> [CHALLENGE] What follows is a block of records; reproduce all of it verbatim.

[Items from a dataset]
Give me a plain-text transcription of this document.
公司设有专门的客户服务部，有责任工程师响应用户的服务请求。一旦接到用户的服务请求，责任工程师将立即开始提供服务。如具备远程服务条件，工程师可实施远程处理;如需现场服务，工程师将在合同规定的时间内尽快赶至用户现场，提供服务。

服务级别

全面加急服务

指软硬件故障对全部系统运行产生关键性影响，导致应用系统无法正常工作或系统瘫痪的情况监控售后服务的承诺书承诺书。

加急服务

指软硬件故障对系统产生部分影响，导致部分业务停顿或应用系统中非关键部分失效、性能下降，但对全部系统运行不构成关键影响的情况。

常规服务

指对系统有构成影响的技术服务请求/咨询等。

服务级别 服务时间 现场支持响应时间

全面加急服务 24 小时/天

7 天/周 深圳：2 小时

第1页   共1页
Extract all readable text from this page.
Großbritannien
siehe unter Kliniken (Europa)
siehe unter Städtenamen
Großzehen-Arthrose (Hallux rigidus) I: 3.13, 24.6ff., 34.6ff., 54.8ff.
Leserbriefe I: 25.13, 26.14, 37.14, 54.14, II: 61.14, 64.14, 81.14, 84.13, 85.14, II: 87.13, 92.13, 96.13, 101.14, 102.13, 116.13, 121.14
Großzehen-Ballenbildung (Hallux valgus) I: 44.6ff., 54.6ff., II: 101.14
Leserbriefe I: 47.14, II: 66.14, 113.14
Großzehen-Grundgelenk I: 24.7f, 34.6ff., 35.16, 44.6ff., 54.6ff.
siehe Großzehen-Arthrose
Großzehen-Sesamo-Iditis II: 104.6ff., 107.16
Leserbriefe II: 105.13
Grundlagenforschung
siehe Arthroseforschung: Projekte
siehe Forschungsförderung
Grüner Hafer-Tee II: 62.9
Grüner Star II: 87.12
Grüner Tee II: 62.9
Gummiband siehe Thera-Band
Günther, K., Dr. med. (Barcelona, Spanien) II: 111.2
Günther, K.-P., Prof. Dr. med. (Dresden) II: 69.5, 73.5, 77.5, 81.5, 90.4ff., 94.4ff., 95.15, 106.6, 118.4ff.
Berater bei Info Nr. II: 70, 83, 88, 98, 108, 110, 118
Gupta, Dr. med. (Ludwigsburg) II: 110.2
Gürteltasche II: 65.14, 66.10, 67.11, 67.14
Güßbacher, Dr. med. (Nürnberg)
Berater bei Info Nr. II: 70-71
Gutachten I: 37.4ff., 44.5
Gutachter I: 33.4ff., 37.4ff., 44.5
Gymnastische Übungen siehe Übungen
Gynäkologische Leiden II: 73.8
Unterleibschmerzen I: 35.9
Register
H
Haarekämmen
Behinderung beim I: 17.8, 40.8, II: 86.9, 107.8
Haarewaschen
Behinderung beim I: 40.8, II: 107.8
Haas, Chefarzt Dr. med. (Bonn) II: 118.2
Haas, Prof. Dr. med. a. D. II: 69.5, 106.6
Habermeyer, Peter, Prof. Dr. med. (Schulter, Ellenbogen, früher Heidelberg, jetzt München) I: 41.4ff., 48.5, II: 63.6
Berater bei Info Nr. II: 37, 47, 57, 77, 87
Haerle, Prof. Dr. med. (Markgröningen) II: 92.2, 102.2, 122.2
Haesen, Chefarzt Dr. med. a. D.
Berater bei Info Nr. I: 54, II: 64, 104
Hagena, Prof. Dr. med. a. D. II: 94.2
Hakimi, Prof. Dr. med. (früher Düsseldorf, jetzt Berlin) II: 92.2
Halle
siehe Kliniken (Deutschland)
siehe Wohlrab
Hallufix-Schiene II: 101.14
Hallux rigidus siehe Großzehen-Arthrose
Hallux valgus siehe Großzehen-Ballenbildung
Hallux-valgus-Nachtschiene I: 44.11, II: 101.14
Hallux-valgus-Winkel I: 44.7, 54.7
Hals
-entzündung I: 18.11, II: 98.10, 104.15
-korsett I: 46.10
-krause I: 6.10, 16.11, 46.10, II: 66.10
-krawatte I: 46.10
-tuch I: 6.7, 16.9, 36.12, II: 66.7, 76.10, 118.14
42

> [THE SOLUTION]
Give me a plain-text transcription of this document.
公司设有专门的客户服务部，有责任工程师响应用户的服务请求。一旦接到用户的服务请求，责任工程师将立即开始提供服务。如具备远程服务条件，工程师可实施远程处理;如需现场服务，工程师将在合同规定的时间内尽快赶至用户现场，提供服务。

服务级别

全面加急服务

指软硬件故障对全部系统运行产生关键性影响，导致应用系统无法正常工作或系统瘫痪的情况监控售后服务的承诺书承诺书。

加急服务

指软硬件故障对系统产生部分影响，导致部分业务停顿或应用系统中非关键部分失效、性能下降，但对全部系统运行不构成关键影响的情况。

常规服务

指对系统有构成影响的技术服务请求/咨询等。

服务级别 服务时间 现场支持响应时间

全面加急服务 24 小时/天

7 天/周 深圳：2 小时

第1页   共1页
Extract all readable text from this page.
Großbritannien
siehe unter Kliniken (Europa)
siehe unter Städtenamen
Großzehen-Arthrose (Hallux rigidus) I: 3.13, 24.6ff., 34.6ff., 54.8ff.
Leserbriefe I: 25.13, 26.14, 37.14, 54.14, II: 61.14, 64.14, 81.14, 84.13, 85.14, II: 87.13, 92.13, 96.13, 101.14, 102.13, 116.13, 121.14
Großzehen-Ballenbildung (Hallux valgus) I: 44.6ff., 54.6ff., II: 101.14
Leserbriefe I: 47.14, II: 66.14, 113.14
Großzehen-Grundgelenk I: 24.7f, 34.6ff., 35.16, 44.6ff., 54.6ff.
siehe Großzehen-Arthrose
Großzehen-Sesamo-Iditis II: 104.6ff., 107.16
Leserbriefe II: 105.13
Grundlagenforschung
siehe Arthroseforschung: Projekte
siehe Forschungsförderung
Grüner Hafer-Tee II: 62.9
Grüner Star II: 87.12
Grüner Tee II: 62.9
Gummiband siehe Thera-Band
Günther, K., Dr. med. (Barcelona, Spanien) II: 111.2
Günther, K.-P., Prof. Dr. med. (Dresden) II: 69.5, 73.5, 77.5, 81.5, 90.4ff., 94.4ff., 95.15, 106.6, 118.4ff.
Berater bei Info Nr. II: 70, 83, 88, 98, 108, 110, 118
Gupta, Dr. med. (Ludwigsburg) II: 110.2
Gürteltasche II: 65.14, 66.10, 67.11, 67.14
Güßbacher, Dr. med. (Nürnberg)
Berater bei Info Nr. II: 70-71
Gutachten I: 37.4ff., 44.5
Gutachter I: 33.4ff., 37.4ff., 44.5
Gymnastische Übungen siehe Übungen
Gynäkologische Leiden II: 73.8
Unterleibschmerzen I: 35.9
Register
H
Haarekämmen
Behinderung beim I: 17.8, 40.8, II: 86.9, 107.8
Haarewaschen
Behinderung beim I: 40.8, II: 107.8
Haas, Chefarzt Dr. med. (Bonn) II: 118.2
Haas, Prof. Dr. med. a. D. II: 69.5, 106.6
Habermeyer, Peter, Prof. Dr. med. (Schulter, Ellenbogen, früher Heidelberg, jetzt München) I: 41.4ff., 48.5, II: 63.6
Berater bei Info Nr. II: 37, 47, 57, 77, 87
Haerle, Prof. Dr. med. (Markgröningen) II: 92.2, 102.2, 122.2
Haesen, Chefarzt Dr. med. a. D.
Berater bei Info Nr. I: 54, II: 64, 104
Hagena, Prof. Dr. med. a. D. II: 94.2
Hakimi, Prof. Dr. med. (früher Düsseldorf, jetzt Berlin) II: 92.2
Halle
siehe Kliniken (Deutschland)
siehe Wohlrab
Hallufix-Schiene II: 101.14
Hallux rigidus siehe Großzehen-Arthrose
Hallux valgus siehe Großzehen-Ballenbildung
Hallux-valgus-Nachtschiene I: 44.11, II: 101.14
Hallux-valgus-Winkel I: 44.7, 54.7
Hals
-entzündung I: 18.11, II: 98.10, 104.15
-korsett I: 46.10
-krause I: 6.10, 16.11, 46.10, II: 66.10
-krawatte I: 46.10
-tuch I: 6.7, 16.9, 36.12, II: 66.7, 76.10, 118.14
42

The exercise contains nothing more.